• _To be done_
Find each line with "label" and copy it.

Items from a figure collection:

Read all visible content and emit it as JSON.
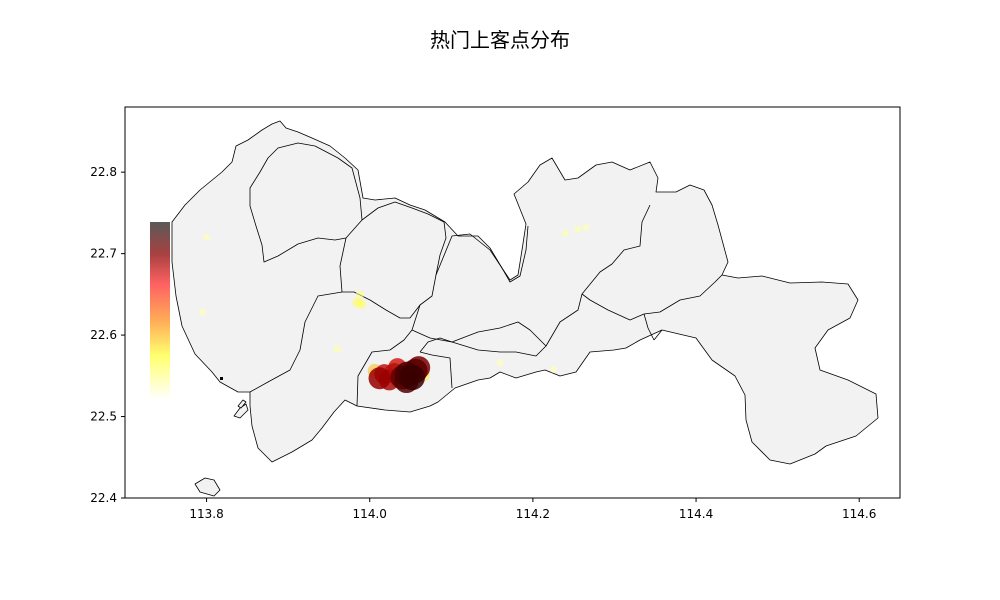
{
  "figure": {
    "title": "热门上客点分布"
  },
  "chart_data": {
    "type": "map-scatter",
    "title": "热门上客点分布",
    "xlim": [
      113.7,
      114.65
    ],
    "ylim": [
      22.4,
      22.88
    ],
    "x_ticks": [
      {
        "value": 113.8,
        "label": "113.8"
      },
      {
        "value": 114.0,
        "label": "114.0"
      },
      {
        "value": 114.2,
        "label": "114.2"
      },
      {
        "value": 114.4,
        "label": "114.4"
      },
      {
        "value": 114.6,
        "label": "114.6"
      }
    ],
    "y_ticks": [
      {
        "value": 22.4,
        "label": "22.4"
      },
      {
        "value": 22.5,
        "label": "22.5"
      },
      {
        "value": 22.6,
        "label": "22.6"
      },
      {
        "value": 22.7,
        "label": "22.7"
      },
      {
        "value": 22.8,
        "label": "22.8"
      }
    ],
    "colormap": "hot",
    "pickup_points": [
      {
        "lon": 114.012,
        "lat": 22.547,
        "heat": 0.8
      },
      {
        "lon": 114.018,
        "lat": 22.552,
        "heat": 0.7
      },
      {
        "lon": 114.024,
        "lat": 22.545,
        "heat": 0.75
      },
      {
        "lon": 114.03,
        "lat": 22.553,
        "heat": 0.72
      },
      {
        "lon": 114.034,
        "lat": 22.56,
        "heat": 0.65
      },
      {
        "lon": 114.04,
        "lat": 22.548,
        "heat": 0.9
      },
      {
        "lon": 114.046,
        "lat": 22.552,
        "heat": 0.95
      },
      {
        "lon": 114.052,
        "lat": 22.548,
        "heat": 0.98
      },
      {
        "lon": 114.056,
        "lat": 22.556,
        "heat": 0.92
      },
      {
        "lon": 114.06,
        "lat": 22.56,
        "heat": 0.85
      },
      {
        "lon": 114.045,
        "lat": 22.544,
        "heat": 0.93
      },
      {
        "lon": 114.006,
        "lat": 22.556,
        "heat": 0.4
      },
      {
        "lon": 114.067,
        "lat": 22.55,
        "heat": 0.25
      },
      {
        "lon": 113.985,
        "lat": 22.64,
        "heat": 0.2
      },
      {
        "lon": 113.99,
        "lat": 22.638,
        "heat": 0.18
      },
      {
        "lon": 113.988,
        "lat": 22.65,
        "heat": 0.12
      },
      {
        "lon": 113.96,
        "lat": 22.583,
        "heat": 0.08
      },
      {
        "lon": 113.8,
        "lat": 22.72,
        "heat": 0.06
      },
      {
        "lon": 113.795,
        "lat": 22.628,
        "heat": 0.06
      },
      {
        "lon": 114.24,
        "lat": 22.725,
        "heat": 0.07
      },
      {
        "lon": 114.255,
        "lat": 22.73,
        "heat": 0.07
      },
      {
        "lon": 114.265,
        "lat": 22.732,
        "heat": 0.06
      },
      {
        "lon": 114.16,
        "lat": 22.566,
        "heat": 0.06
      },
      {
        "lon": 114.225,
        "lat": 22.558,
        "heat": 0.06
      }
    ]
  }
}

• _Written solution_
        "label": "113.8"
        "label": "114.0"
        "label": "114.2"
        "label": "114.4"
        "label": "114.6"
        "label": "22.4"
        "label": "22.5"
        "label": "22.6"
        "label": "22.7"
        "label": "22.8"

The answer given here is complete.